_Ordem de trabalho:_ Reproduza sem alterações o trecho do texto sobre a Guarda Real da Polícia que começa em "A independência do Brasil e" e vai até "Federal, em particular.", inclusive.

_Texto de origem:_
_ _ _ _ _ _ _

A independência do Brasil e a culpa da PM.

Sábado, 16 de Setembro de 2017.

Por estarmos no mês em que comemoramos a Independência do Brasil, falaremos do papel da PM nessa história.



Consta na história que A Divisão Militar da Guarda Real de Polícia, ou simplesmente Guarda Real da Polícia (GRP), foi criada em 1809, na cidade do Rio de Janeiro, pelo Príncipe Regente de Portugal D. João (futuro Rei D. João VI).
A Guarda Real da Polícia é a antecessora das atuais polícias militares estaduais do Brasil, em geral, e da Polícia Militar do Estado do Rio de Janeiro e da atual Polícia Militar do Distrito Federal, em particular.
Em 13 de maio de 1809, dia do aniversário do Príncipe Regente D. João criou a Guarda Real da Polícia do Rio de Janeiro, sendo esta formada por 218 guardas com, organização, armas e trajes idênticos aos da Guarda Real da Polícia de Lisboa.
A Guarda Real da Polícia teve participação decisiva na Independência do país. No início de 1822 a Divisão Auxiliar do exército português, estacionada no Rio de Janeiro, por ordem das Cortes, tenta forçar a volta à Portugal do então príncipe Dom Pedro I, para que este jure a nova Constituição, ao que a tropa Guarda Real de Polícia, sob o comando do major Manoel dos Santos Portugal, a afronta e faz com que a mesma não só desista da ação, mas também retorne a Portugal. Meses depois, ao lado da princesa Dona Leopoldina a corporação manteve a ordem pública na cidade de forma coesa e fiel ao príncipe, enquanto ele viajava às terras do atual estado de São Paulo.

_ _ _ _ _ _ _

Dados de reconhecimento da estrutura de documentos
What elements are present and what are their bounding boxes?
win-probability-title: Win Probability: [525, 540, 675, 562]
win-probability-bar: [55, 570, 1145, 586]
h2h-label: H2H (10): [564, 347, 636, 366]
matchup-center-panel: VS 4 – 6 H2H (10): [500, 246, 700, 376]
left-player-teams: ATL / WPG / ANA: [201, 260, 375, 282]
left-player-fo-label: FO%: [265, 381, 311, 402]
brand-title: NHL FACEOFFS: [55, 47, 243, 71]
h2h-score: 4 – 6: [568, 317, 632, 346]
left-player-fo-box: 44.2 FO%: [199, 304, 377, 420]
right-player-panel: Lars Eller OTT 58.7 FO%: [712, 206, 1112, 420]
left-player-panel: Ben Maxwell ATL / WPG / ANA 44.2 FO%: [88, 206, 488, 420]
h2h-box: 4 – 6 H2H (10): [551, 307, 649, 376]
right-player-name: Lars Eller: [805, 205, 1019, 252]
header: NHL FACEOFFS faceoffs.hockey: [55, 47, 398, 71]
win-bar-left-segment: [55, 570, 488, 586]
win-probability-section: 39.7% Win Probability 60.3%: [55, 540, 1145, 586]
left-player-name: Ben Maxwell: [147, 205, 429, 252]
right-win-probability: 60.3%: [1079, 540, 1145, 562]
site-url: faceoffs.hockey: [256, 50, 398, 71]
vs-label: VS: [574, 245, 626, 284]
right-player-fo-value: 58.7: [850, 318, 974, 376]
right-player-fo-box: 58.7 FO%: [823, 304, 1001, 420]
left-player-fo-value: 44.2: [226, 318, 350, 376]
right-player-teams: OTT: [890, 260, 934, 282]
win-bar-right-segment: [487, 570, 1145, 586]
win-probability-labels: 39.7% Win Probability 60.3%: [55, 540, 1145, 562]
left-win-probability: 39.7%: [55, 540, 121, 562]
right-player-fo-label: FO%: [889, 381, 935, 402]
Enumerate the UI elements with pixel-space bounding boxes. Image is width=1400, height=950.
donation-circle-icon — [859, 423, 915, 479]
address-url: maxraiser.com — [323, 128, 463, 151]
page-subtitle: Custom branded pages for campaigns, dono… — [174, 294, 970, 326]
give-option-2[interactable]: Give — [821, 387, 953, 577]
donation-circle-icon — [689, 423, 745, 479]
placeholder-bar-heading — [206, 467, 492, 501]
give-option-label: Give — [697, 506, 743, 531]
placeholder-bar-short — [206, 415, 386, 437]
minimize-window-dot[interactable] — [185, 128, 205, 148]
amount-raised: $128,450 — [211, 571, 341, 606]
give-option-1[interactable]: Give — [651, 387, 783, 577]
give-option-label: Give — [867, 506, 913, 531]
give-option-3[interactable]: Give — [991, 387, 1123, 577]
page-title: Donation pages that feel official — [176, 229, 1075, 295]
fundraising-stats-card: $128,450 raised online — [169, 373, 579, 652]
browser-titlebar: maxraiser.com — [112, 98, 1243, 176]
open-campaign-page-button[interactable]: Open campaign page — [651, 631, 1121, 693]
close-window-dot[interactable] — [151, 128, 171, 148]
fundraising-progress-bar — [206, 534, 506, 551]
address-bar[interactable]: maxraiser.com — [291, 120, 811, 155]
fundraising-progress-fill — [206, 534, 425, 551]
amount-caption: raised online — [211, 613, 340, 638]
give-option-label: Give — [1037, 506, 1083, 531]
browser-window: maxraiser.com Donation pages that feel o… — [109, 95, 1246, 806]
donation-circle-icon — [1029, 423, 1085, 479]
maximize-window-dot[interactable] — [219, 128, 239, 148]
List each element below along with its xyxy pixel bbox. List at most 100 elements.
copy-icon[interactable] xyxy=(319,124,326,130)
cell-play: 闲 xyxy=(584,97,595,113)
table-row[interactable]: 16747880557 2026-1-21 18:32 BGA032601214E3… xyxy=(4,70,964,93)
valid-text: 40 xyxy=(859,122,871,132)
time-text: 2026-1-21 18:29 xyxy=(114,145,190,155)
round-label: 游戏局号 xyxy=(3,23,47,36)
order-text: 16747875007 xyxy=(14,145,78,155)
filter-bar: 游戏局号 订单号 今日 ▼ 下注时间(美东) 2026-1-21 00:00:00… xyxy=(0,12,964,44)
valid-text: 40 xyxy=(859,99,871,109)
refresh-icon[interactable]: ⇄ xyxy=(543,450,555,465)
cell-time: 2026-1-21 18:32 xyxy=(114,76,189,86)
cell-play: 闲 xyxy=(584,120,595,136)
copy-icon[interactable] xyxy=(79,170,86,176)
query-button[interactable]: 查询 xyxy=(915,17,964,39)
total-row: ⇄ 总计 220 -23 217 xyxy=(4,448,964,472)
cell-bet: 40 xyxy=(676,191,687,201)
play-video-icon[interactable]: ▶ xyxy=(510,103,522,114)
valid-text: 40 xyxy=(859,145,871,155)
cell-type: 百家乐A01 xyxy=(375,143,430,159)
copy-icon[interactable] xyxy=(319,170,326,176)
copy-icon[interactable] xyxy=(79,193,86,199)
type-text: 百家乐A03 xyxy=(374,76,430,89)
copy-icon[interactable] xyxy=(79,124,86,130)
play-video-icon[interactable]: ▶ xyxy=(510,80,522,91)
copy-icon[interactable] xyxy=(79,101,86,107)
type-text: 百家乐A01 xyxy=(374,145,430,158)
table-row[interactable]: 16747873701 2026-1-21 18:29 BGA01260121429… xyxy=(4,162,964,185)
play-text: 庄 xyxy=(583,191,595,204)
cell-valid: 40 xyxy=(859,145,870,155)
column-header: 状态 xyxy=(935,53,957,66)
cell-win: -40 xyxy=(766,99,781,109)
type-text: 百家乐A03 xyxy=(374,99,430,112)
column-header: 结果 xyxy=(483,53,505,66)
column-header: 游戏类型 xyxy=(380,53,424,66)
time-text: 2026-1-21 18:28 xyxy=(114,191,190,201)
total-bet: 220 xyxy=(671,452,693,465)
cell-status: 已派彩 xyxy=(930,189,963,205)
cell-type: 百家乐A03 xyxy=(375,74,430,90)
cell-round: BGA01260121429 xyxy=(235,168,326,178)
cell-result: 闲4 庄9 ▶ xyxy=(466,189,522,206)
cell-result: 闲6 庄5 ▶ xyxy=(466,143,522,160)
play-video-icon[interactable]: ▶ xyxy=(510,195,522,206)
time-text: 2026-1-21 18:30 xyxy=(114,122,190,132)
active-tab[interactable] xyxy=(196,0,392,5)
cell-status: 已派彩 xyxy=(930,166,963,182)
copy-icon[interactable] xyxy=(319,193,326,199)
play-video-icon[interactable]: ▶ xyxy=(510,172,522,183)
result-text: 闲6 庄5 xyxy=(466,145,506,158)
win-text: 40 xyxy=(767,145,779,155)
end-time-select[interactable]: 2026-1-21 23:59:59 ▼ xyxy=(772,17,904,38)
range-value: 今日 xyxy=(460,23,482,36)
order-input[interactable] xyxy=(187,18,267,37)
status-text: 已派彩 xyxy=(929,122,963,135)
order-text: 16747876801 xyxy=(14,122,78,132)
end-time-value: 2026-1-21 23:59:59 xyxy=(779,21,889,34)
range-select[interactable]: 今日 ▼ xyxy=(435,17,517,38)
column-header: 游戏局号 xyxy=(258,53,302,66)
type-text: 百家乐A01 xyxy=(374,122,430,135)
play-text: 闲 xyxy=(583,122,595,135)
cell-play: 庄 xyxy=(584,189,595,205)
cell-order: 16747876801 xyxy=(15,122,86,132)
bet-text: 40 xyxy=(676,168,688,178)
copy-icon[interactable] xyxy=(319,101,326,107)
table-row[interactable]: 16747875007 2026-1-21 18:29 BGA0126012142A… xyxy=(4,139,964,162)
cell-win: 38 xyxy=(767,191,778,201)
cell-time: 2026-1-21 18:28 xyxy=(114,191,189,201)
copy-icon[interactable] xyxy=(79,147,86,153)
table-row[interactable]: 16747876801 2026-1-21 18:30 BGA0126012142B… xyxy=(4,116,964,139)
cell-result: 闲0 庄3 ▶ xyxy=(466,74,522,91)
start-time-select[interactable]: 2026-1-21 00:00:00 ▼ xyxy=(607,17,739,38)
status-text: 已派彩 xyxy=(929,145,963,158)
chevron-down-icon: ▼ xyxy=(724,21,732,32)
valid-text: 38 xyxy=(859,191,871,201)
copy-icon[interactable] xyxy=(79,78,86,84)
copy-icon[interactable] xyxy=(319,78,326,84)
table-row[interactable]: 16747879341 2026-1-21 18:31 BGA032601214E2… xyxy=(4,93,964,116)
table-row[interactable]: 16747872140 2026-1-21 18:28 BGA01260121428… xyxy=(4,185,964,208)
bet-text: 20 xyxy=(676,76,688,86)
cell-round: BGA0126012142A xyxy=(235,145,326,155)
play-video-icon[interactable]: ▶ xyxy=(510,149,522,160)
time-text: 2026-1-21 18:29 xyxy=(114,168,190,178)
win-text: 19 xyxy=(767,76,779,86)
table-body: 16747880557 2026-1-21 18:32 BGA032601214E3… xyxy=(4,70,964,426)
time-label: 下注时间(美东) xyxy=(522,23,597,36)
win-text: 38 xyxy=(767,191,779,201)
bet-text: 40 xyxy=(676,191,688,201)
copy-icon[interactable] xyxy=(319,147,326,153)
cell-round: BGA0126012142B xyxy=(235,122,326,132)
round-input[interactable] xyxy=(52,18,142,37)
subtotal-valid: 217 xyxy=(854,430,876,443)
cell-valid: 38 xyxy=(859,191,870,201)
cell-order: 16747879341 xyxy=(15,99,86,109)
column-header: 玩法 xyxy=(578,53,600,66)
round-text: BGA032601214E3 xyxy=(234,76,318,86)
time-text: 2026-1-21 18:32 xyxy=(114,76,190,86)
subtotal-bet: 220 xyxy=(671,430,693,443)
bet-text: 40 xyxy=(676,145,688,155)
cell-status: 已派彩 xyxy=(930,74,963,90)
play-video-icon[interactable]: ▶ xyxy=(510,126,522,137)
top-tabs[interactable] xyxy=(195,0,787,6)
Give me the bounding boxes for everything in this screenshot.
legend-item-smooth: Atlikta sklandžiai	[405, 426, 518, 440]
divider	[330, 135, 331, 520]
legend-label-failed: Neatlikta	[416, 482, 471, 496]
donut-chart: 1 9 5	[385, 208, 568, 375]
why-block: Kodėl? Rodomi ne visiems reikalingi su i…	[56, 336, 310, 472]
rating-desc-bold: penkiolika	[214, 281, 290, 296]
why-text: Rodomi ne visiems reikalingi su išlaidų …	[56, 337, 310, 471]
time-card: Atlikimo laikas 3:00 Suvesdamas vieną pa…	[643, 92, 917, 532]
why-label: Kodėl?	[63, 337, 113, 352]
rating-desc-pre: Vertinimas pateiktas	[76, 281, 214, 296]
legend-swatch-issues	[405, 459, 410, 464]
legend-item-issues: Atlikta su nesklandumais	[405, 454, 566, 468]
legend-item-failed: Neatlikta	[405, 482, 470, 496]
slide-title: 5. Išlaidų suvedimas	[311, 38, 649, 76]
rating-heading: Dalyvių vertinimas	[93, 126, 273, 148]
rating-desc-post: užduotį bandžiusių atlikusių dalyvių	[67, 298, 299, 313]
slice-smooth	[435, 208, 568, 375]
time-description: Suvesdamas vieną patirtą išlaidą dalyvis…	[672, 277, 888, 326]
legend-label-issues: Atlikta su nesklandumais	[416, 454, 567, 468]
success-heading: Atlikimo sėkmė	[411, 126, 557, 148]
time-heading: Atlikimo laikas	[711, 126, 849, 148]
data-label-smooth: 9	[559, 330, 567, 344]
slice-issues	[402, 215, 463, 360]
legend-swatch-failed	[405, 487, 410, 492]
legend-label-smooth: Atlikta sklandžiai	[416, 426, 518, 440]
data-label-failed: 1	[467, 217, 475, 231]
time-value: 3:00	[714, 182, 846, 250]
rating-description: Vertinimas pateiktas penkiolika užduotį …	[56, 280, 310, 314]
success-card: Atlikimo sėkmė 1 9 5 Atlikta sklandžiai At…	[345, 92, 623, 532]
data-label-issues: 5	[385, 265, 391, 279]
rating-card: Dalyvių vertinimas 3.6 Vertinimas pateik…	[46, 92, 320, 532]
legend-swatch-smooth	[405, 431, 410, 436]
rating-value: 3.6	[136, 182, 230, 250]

_ _ _ _ _ _ _

_Exercício resolvido:_
A independência do Brasil e a culpa da PM.

Sábado, 16 de Setembro de 2017.

Por estarmos no mês em que comemoramos a Independência do Brasil, falaremos do papel da PM nessa história.



Consta na história que A Divisão Militar da Guarda Real de Polícia, ou simplesmente Guarda Real da Polícia (GRP), foi criada em 1809, na cidade do Rio de Janeiro, pelo Príncipe Regente de Portugal D. João (futuro Rei D. João VI).
A Guarda Real da Polícia é a antecessora das atuais polícias militares estaduais do Brasil, em geral, e da Polícia Militar do Estado do Rio de Janeiro e da atual Polícia Militar do Distrito Federal, em particular.